§ **JOB**: Count every line of the listing where the string "screenshot" occurs, and reply with the count alone.

PROVIDED RECORDS start

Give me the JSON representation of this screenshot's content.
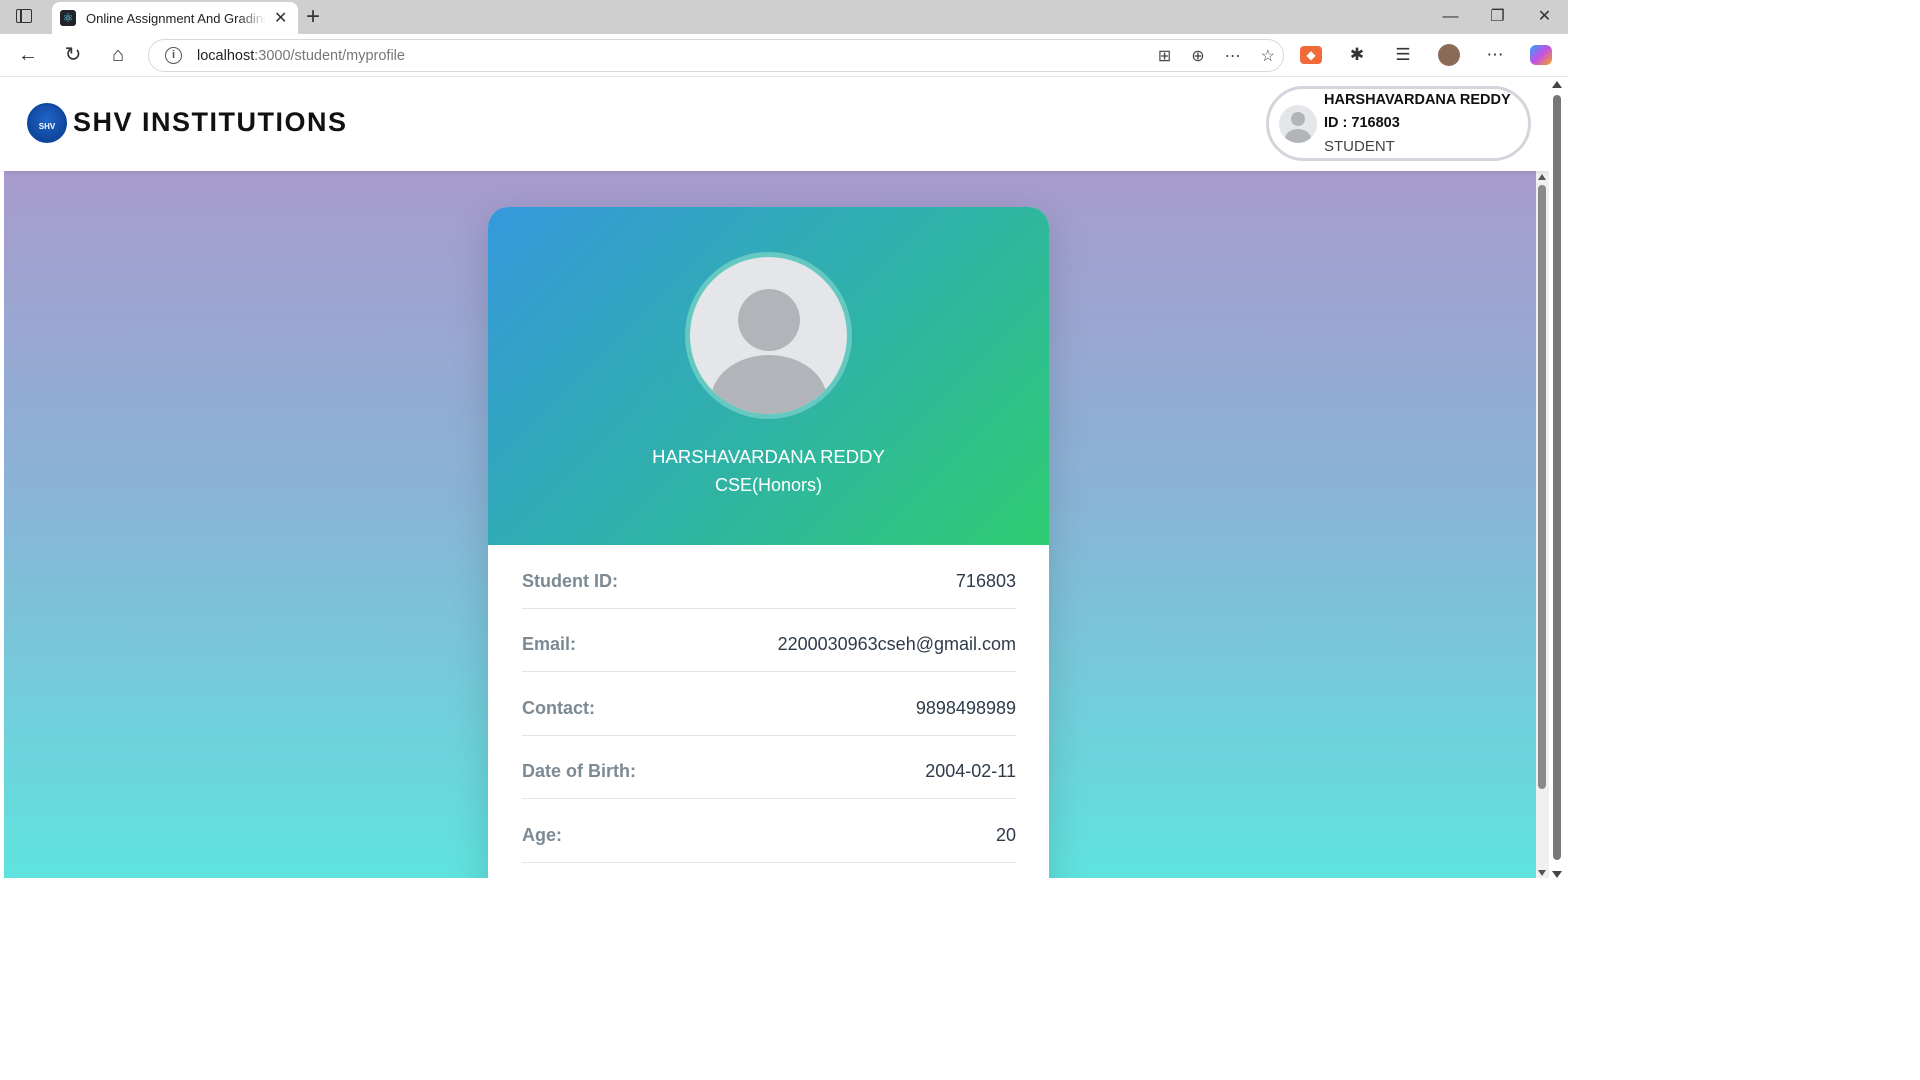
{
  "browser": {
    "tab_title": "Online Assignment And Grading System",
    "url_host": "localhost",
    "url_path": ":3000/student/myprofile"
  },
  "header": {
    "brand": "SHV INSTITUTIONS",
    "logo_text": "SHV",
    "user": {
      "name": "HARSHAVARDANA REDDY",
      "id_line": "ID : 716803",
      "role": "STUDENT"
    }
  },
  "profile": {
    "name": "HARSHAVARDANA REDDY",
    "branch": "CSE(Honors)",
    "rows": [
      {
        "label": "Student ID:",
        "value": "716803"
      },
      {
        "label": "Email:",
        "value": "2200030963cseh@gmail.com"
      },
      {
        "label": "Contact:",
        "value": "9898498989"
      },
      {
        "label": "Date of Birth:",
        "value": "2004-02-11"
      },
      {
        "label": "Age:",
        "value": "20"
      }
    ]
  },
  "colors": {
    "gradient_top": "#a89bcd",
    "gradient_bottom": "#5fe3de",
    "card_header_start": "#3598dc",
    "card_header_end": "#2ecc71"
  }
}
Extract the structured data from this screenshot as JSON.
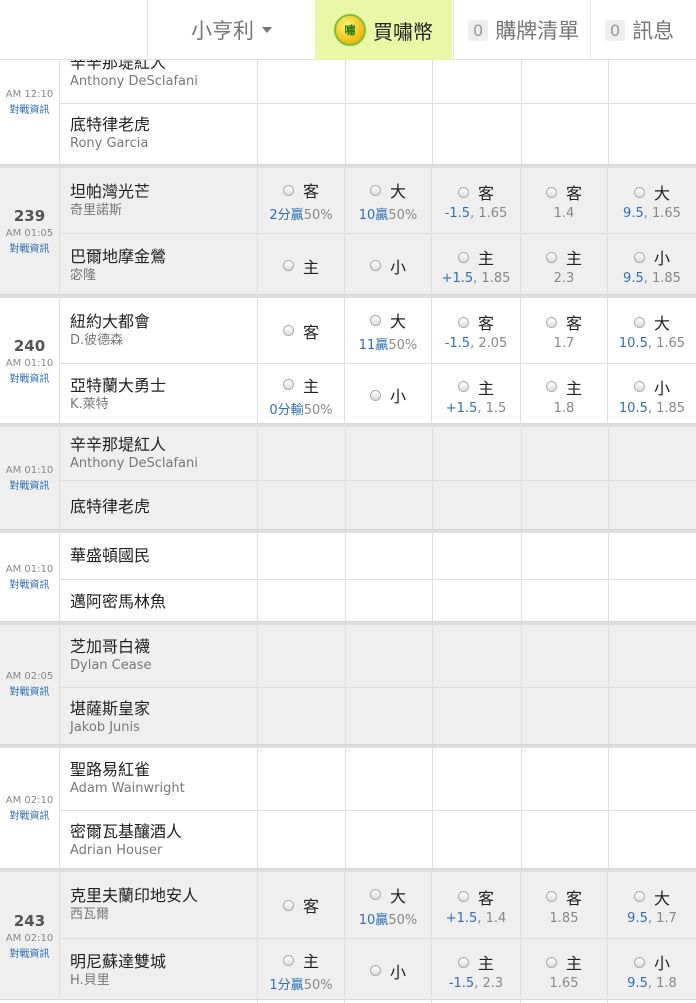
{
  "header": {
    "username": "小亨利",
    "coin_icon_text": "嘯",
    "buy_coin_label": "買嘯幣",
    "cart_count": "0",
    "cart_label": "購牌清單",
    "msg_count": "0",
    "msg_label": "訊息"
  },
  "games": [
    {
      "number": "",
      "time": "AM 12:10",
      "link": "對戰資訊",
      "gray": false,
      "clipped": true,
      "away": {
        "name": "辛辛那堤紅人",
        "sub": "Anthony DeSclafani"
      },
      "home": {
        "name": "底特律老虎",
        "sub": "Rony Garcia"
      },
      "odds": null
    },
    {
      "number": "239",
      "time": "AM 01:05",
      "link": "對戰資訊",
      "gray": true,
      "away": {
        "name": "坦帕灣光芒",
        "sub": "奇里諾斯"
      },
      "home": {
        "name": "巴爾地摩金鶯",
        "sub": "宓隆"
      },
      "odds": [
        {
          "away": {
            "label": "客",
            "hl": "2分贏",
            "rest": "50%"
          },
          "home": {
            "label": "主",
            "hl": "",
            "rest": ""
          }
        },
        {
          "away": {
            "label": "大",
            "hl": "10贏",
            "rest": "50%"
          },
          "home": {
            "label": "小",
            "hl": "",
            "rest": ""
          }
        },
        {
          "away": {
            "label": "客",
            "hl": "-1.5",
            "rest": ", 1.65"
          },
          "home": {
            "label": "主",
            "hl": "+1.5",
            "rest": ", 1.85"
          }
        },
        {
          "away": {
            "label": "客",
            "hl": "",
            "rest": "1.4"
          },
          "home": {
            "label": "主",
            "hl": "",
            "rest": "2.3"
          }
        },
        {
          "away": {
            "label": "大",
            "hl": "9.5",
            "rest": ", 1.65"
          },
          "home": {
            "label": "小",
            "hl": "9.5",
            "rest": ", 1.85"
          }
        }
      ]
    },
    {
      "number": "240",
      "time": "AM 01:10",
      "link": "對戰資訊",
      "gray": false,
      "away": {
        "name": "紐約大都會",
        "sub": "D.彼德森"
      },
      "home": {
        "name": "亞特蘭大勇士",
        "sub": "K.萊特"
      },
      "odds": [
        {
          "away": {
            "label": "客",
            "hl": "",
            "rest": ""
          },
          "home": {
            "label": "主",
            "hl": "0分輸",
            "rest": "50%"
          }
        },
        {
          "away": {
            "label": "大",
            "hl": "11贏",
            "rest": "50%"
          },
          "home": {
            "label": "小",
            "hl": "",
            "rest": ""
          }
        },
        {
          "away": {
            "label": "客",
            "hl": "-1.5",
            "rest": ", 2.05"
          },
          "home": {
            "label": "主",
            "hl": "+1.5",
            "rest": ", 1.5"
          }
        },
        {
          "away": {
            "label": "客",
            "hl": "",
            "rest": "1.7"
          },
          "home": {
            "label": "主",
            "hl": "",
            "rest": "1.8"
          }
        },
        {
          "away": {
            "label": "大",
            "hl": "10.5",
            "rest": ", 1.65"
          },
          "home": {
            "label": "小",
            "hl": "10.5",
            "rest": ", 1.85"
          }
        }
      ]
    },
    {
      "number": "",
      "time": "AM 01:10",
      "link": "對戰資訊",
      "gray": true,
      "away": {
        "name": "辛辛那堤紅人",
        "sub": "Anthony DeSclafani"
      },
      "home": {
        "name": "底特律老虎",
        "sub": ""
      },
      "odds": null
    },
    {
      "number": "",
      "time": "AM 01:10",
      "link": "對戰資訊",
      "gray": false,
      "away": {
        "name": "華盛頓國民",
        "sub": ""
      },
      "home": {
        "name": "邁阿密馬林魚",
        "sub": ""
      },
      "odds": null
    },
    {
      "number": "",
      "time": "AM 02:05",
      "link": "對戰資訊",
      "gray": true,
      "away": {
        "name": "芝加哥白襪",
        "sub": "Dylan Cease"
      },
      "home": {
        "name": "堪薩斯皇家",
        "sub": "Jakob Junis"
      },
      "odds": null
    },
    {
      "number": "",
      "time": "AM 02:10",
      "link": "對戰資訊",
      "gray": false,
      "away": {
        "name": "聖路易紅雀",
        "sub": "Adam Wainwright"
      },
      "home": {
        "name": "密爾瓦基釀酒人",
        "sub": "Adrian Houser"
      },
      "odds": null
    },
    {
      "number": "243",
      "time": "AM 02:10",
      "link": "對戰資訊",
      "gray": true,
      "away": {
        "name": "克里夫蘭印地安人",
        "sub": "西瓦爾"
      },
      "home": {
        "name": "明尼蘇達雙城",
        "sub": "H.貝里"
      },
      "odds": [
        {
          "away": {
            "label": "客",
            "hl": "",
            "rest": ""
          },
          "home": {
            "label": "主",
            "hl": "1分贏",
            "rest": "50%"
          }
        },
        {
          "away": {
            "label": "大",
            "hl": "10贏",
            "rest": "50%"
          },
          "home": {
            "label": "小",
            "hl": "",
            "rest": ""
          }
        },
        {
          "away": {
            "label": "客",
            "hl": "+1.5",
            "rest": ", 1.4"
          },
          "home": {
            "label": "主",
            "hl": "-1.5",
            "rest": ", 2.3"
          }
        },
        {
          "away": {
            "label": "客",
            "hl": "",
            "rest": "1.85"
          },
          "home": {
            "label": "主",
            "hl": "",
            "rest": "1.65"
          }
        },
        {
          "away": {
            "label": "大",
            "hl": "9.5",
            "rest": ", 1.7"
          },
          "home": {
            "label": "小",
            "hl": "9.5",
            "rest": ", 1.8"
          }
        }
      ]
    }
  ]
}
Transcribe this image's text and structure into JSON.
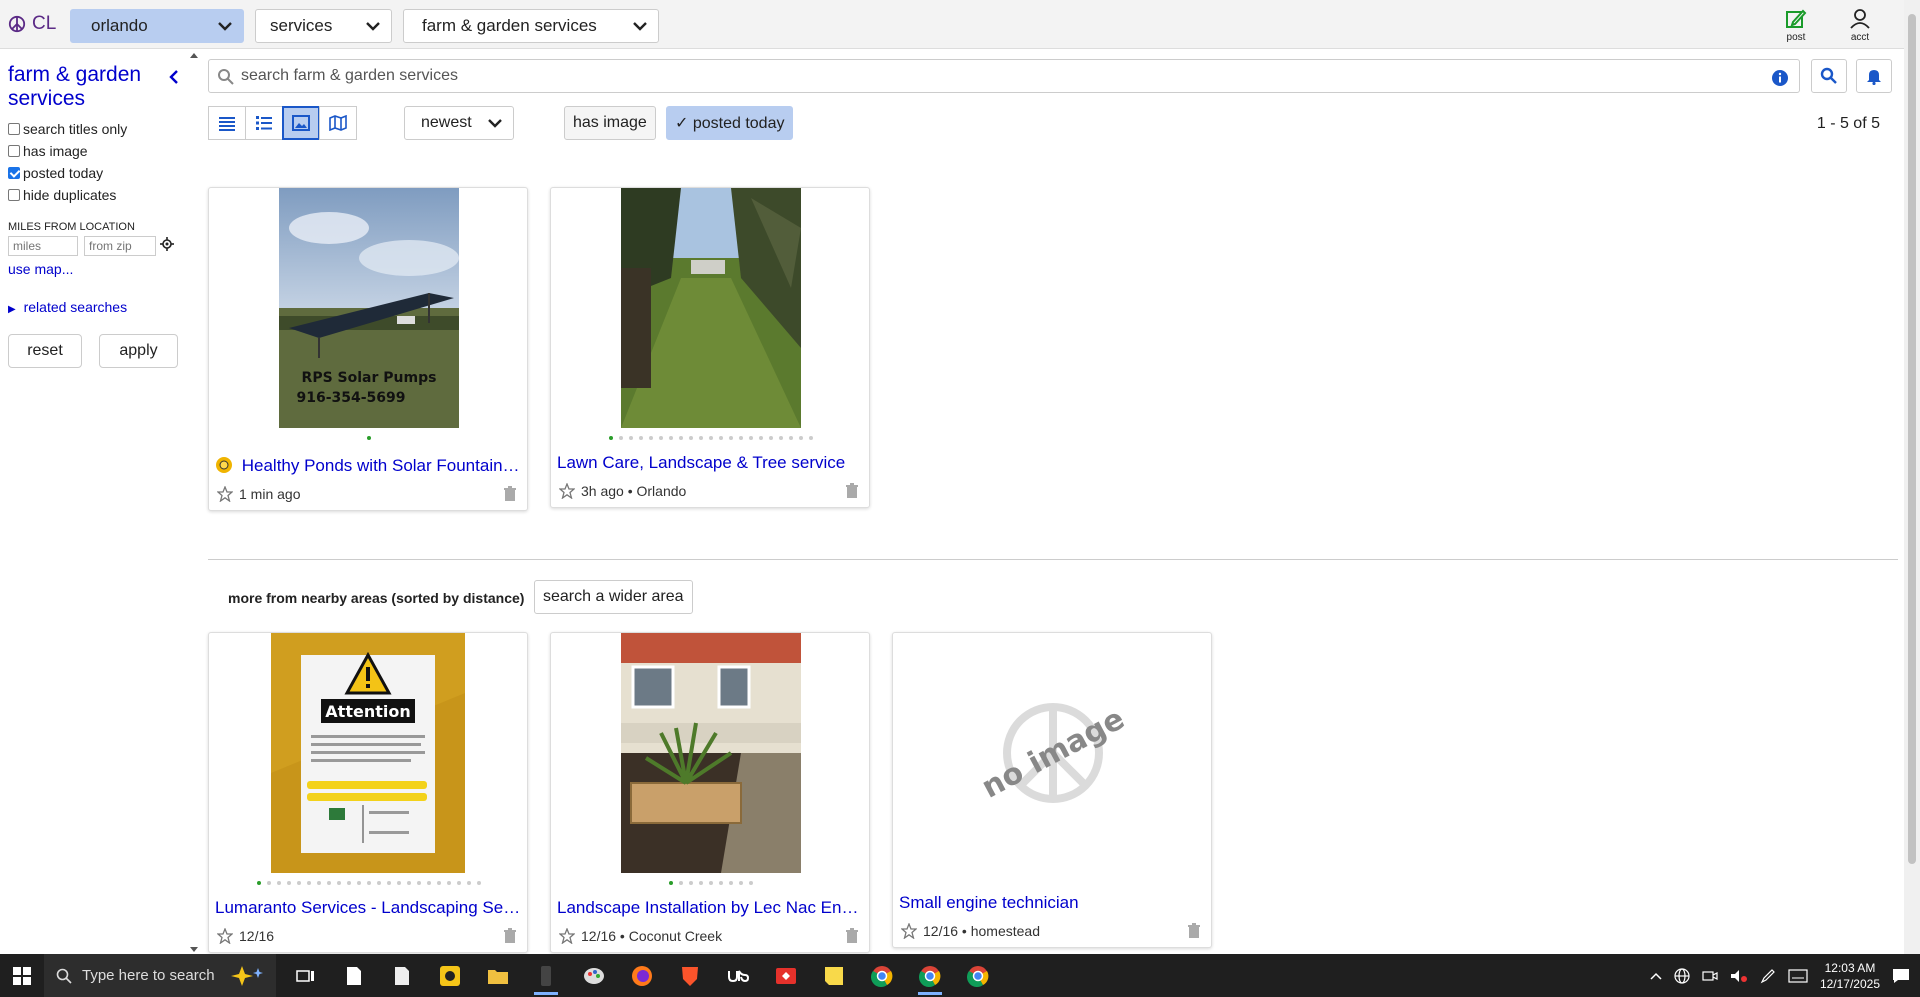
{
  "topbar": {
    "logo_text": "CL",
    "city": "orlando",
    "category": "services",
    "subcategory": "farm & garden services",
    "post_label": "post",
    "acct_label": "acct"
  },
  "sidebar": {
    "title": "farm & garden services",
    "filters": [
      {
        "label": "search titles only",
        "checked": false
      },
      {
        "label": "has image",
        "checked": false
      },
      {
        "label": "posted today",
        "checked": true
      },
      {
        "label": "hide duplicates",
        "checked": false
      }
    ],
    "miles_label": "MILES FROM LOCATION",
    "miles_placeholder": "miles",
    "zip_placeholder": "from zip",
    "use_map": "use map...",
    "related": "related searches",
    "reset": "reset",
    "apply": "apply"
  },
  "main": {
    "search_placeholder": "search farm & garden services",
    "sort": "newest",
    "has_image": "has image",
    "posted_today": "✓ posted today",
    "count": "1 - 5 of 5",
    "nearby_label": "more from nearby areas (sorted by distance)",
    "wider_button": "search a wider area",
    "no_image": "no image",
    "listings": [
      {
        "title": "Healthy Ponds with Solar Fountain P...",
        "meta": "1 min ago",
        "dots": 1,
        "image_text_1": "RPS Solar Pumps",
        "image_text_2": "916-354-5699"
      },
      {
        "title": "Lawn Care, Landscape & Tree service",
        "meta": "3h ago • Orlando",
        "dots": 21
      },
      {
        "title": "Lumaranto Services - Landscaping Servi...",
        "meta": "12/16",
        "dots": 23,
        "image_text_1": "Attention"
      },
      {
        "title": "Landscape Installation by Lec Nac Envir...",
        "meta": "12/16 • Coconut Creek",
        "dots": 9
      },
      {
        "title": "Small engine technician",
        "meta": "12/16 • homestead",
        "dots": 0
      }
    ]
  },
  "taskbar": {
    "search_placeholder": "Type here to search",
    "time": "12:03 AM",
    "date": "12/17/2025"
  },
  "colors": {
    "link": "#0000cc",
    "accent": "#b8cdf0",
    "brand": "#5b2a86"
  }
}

PROVIDED RECORDS end

§ **EXERCISE RESPONSE**: 2